» Exercise task
Your task is to transcribe the data in full.

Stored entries
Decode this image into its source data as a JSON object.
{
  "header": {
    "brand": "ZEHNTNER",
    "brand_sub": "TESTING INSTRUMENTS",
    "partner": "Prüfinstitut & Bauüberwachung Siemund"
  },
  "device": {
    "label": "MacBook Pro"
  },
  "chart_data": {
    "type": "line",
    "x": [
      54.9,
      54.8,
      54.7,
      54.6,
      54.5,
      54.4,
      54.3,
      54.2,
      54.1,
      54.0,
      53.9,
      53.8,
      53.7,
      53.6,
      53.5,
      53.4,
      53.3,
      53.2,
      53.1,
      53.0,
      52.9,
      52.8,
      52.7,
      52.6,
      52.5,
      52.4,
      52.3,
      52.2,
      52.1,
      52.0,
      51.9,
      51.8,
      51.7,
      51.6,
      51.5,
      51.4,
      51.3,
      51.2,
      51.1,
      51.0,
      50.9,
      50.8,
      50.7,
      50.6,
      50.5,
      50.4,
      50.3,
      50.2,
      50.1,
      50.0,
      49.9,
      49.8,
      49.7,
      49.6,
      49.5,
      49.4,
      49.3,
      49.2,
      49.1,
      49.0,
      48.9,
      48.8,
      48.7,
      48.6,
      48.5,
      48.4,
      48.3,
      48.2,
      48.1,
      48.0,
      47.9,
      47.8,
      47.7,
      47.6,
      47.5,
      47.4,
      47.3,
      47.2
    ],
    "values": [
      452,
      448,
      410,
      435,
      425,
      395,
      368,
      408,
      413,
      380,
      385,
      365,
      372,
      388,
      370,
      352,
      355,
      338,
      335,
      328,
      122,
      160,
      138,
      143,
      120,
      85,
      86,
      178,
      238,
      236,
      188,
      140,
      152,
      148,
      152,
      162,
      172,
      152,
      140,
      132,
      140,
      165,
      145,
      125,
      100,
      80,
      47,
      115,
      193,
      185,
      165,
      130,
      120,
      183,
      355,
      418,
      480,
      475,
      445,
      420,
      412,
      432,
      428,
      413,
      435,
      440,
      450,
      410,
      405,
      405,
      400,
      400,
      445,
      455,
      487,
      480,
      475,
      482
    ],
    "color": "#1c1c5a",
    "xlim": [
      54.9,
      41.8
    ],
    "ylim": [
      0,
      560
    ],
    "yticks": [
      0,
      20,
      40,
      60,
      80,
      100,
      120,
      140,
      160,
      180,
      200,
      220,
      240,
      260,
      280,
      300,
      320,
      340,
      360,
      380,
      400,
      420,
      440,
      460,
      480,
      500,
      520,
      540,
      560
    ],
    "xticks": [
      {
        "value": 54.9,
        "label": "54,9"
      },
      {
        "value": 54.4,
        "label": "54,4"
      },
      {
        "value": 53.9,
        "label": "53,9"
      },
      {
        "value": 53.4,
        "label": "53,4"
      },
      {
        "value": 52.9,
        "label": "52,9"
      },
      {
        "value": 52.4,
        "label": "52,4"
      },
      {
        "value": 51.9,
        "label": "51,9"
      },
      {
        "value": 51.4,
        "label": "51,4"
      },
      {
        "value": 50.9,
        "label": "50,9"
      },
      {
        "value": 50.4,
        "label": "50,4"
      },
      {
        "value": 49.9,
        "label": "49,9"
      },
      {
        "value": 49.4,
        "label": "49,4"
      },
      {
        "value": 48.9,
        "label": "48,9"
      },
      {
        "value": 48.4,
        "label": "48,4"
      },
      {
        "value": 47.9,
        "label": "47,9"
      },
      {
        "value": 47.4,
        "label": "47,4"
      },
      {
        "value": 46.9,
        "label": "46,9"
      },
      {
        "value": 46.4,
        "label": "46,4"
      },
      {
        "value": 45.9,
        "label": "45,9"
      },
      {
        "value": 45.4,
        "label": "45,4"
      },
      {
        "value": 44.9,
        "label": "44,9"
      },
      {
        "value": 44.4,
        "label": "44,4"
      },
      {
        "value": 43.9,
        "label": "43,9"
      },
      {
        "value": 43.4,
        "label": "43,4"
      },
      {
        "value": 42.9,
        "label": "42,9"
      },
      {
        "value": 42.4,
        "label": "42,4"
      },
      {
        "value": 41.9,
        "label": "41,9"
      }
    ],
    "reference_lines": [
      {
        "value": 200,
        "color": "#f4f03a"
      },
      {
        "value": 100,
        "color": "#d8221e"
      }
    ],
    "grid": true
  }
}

» Exercise solution
Decode this image into its source data as a JSON object.
{
  "header": {
    "brand": "ZEHNTNER",
    "brand_sub": "TESTING INSTRUMENTS",
    "partner": "Prüfinstitut & Bauüberwachung Siemund"
  },
  "device": {
    "label": "MacBook Pro"
  },
  "chart_data": {
    "type": "line",
    "x": [
      54.9,
      54.8,
      54.7,
      54.6,
      54.5,
      54.4,
      54.3,
      54.2,
      54.1,
      54.0,
      53.9,
      53.8,
      53.7,
      53.6,
      53.5,
      53.4,
      53.3,
      53.2,
      53.1,
      53.0,
      52.9,
      52.8,
      52.7,
      52.6,
      52.5,
      52.4,
      52.3,
      52.2,
      52.1,
      52.0,
      51.9,
      51.8,
      51.7,
      51.6,
      51.5,
      51.4,
      51.3,
      51.2,
      51.1,
      51.0,
      50.9,
      50.8,
      50.7,
      50.6,
      50.5,
      50.4,
      50.3,
      50.2,
      50.1,
      50.0,
      49.9,
      49.8,
      49.7,
      49.6,
      49.5,
      49.4,
      49.3,
      49.2,
      49.1,
      49.0,
      48.9,
      48.8,
      48.7,
      48.6,
      48.5,
      48.4,
      48.3,
      48.2,
      48.1,
      48.0,
      47.9,
      47.8,
      47.7,
      47.6,
      47.5,
      47.4,
      47.3,
      47.2
    ],
    "values": [
      452,
      448,
      410,
      435,
      425,
      395,
      368,
      408,
      413,
      380,
      385,
      365,
      372,
      388,
      370,
      352,
      355,
      338,
      335,
      328,
      122,
      160,
      138,
      143,
      120,
      85,
      86,
      178,
      238,
      236,
      188,
      140,
      152,
      148,
      152,
      162,
      172,
      152,
      140,
      132,
      140,
      165,
      145,
      125,
      100,
      80,
      47,
      115,
      193,
      185,
      165,
      130,
      120,
      183,
      355,
      418,
      480,
      475,
      445,
      420,
      412,
      432,
      428,
      413,
      435,
      440,
      450,
      410,
      405,
      405,
      400,
      400,
      445,
      455,
      487,
      480,
      475,
      482
    ],
    "color": "#1c1c5a",
    "xlim": [
      54.9,
      41.8
    ],
    "ylim": [
      0,
      560
    ],
    "yticks": [
      0,
      20,
      40,
      60,
      80,
      100,
      120,
      140,
      160,
      180,
      200,
      220,
      240,
      260,
      280,
      300,
      320,
      340,
      360,
      380,
      400,
      420,
      440,
      460,
      480,
      500,
      520,
      540,
      560
    ],
    "xticks": [
      {
        "value": 54.9,
        "label": "54,9"
      },
      {
        "value": 54.4,
        "label": "54,4"
      },
      {
        "value": 53.9,
        "label": "53,9"
      },
      {
        "value": 53.4,
        "label": "53,4"
      },
      {
        "value": 52.9,
        "label": "52,9"
      },
      {
        "value": 52.4,
        "label": "52,4"
      },
      {
        "value": 51.9,
        "label": "51,9"
      },
      {
        "value": 51.4,
        "label": "51,4"
      },
      {
        "value": 50.9,
        "label": "50,9"
      },
      {
        "value": 50.4,
        "label": "50,4"
      },
      {
        "value": 49.9,
        "label": "49,9"
      },
      {
        "value": 49.4,
        "label": "49,4"
      },
      {
        "value": 48.9,
        "label": "48,9"
      },
      {
        "value": 48.4,
        "label": "48,4"
      },
      {
        "value": 47.9,
        "label": "47,9"
      },
      {
        "value": 47.4,
        "label": "47,4"
      },
      {
        "value": 46.9,
        "label": "46,9"
      },
      {
        "value": 46.4,
        "label": "46,4"
      },
      {
        "value": 45.9,
        "label": "45,9"
      },
      {
        "value": 45.4,
        "label": "45,4"
      },
      {
        "value": 44.9,
        "label": "44,9"
      },
      {
        "value": 44.4,
        "label": "44,4"
      },
      {
        "value": 43.9,
        "label": "43,9"
      },
      {
        "value": 43.4,
        "label": "43,4"
      },
      {
        "value": 42.9,
        "label": "42,9"
      },
      {
        "value": 42.4,
        "label": "42,4"
      },
      {
        "value": 41.9,
        "label": "41,9"
      }
    ],
    "reference_lines": [
      {
        "value": 200,
        "color": "#f4f03a"
      },
      {
        "value": 100,
        "color": "#d8221e"
      }
    ],
    "grid": true
  }
}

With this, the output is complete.